**Prompt 1:**
Answer these questions from the article on Gorongosa National Park:
(a) How many lions did the park hold forty years ago?
(b) In what year did the park close?
(c) What did Greg Carr reportedly wish to fund with his donation to the Mozambique Government?
**Prompt 2:** Summarize the article on Gorongosa National Park in two sentences.

**Source excerpt:**
########################################

Return of the wild things

Nicola Walker witnesses the revival of Gorongosa National Park, once the jewel of Portuguese Africa.

Forty years ago, Mozambique's Gorongosa National Park was the jewel of Portuguese Africa. Here, it was said, Noah parked his ark and let his cargo loose. There were 14,000 buffalo, 400 lions, 2000 elephant, 3000 hippos and 5000 wildebeest. Thousands of waterbuck and impala, too, grazed alongside sable, kudu, hartebeest and eland, and the birdlife was equally outstanding. Kruger National Park in neighbouring South Africa may have been much larger but the floodplain of Gorongosa made it an emerald Eden.

It's the kind of nostalgia-laced story you sometimes hear in Mozambique: how in the colonial era everything worked and was fabulous. When my sister, Stacey, moved here in 1989 to work for a charity, the "glory" days were long gone, subsumed first in the liberation struggle against the Portuguese and then in the violent war fostered by South Africa not long after Mozambique won independence in 1975. The animals of Gorongosa were gunned down for meat or for sport and in 1983 the park closed.

After the peace agreement of 1992, Stacey and I (a frequent visitor) explored Mozambique's abundant historical architecture and beaches but went to Kruger to see animals. Then, in 2007, during the month I spent in Maputo, we began to hear stories about an American called Greg Carr and his eponymous foundation. He apparently wished to donate millions of dollars to the Mozambique Government to rebuild Gorongosa Park. It seemed a sensational act of philanthropy.

########################################

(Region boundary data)
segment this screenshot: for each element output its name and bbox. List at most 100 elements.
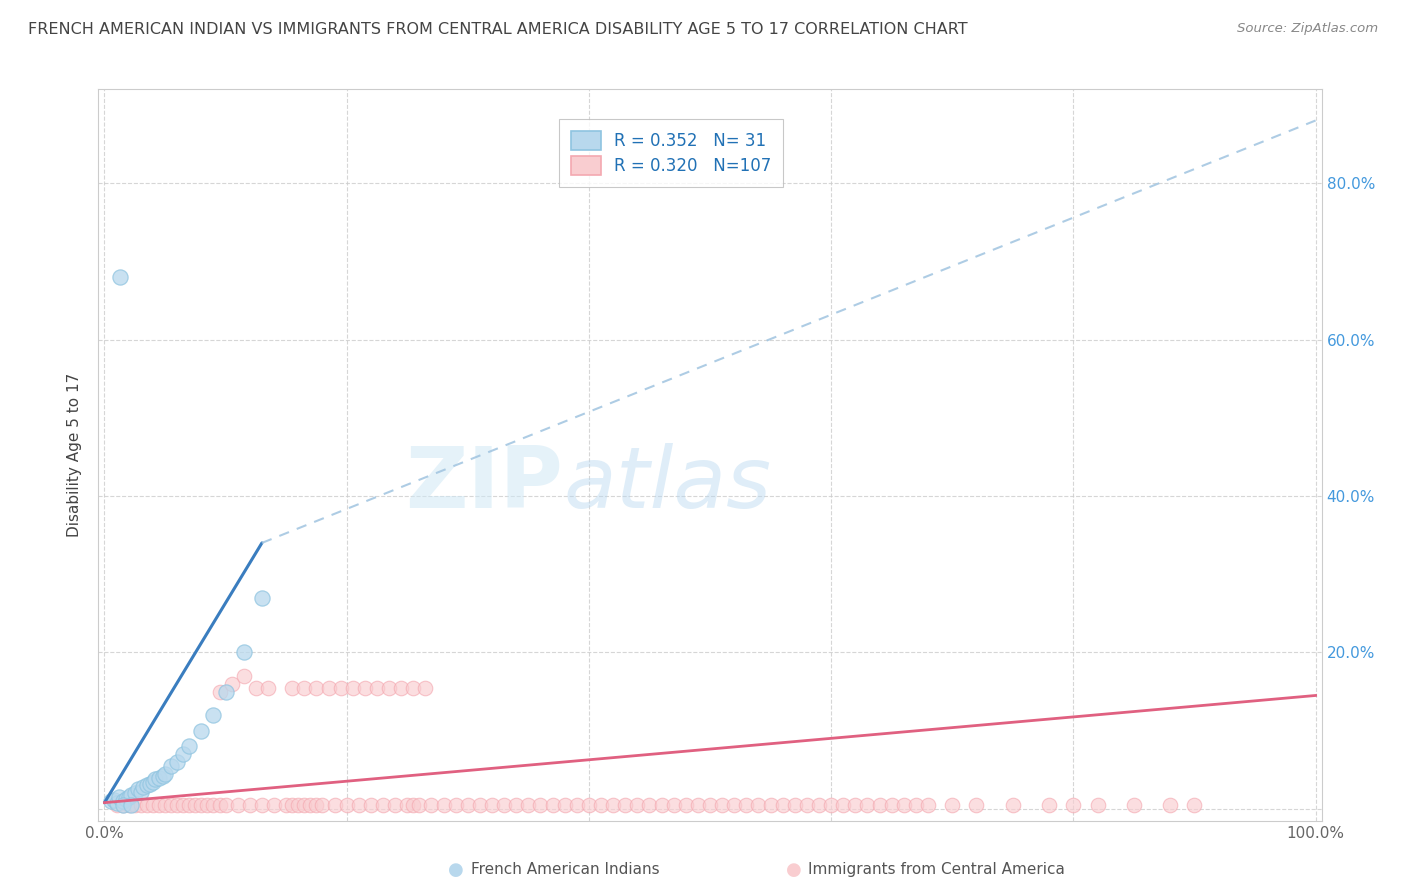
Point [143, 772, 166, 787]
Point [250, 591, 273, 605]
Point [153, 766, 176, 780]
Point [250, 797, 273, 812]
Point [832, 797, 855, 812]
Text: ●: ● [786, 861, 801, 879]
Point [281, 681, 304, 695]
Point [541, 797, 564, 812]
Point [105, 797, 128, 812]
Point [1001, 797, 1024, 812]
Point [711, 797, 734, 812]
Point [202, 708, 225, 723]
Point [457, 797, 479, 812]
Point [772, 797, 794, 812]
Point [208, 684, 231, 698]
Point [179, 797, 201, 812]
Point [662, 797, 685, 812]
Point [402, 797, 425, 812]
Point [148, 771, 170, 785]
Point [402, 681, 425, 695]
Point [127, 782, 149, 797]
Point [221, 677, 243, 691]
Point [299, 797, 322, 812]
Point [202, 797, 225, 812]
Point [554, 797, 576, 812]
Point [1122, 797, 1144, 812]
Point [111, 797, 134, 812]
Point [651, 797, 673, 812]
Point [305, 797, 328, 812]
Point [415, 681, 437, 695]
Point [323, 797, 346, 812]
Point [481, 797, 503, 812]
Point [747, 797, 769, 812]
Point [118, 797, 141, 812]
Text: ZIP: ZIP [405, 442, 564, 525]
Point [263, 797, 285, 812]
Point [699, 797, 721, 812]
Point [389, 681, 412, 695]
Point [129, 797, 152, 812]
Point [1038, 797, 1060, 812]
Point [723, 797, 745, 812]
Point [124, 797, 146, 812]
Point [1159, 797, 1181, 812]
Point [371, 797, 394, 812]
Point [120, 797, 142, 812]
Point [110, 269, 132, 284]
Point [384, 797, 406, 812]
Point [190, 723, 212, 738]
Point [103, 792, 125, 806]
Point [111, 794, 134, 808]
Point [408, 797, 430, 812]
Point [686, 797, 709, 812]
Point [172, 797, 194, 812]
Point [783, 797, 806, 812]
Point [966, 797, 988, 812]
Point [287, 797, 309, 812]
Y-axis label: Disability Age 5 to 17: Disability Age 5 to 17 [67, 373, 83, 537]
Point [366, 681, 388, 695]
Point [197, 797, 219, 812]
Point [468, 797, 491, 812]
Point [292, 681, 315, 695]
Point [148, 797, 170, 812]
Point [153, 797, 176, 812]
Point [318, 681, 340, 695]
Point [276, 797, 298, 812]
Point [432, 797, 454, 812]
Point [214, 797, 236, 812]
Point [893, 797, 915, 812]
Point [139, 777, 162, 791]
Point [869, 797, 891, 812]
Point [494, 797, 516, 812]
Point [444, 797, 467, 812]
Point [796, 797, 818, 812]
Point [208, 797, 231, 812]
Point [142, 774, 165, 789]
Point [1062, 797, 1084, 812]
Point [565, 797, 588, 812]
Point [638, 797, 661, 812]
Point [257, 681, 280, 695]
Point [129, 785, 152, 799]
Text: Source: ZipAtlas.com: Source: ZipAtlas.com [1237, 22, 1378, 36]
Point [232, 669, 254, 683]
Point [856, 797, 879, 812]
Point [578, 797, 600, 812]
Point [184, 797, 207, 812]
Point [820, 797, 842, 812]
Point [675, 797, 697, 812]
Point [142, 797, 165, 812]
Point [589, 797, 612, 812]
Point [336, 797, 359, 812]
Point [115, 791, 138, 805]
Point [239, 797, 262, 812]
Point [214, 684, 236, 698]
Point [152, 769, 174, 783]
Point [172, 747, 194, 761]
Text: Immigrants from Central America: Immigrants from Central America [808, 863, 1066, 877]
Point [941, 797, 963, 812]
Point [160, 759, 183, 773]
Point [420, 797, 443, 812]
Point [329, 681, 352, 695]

########################################

**Exercise solution 1:**
(a) 400
(b) 1983
(c) The rebuilding of Gorongosa Park

**Exercise solution 2:** Forty years ago, Mozambique's Gorongosa National Park was the jewel of Portuguese Africa, with large numbers of buffalo, lions, elephants, hippos and other wildlife, but its animals were gunned down during the liberation struggle and the war that followed independence, and the park closed in 1983. In 2007, stories began to circulate about an American, Greg Carr, who wished to donate millions of dollars to the Mozambique Government to rebuild the park.